WHAT THE TASK REQUIRES =
The listing below is to be output in its exact form.

(Data records)

# # # # # # #

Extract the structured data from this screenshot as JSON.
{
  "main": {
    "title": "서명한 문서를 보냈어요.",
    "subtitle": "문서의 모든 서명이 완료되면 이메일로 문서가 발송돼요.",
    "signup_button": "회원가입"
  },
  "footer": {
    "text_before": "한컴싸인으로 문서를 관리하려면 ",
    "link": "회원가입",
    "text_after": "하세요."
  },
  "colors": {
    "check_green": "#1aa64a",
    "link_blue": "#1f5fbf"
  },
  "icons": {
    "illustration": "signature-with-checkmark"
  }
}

# # # # # # #

WRITTEN ANSWER =
Extract the structured data from this screenshot as JSON.
{
  "main": {
    "title": "서명한 문서를 보냈어요.",
    "subtitle": "문서의 모든 서명이 완료되면 이메일로 문서가 발송돼요.",
    "signup_button": "회원가입"
  },
  "footer": {
    "text_before": "한컴싸인으로 문서를 관리하려면 ",
    "link": "회원가입",
    "text_after": "하세요."
  },
  "colors": {
    "check_green": "#1aa64a",
    "link_blue": "#1f5fbf"
  },
  "icons": {
    "illustration": "signature-with-checkmark"
  }
}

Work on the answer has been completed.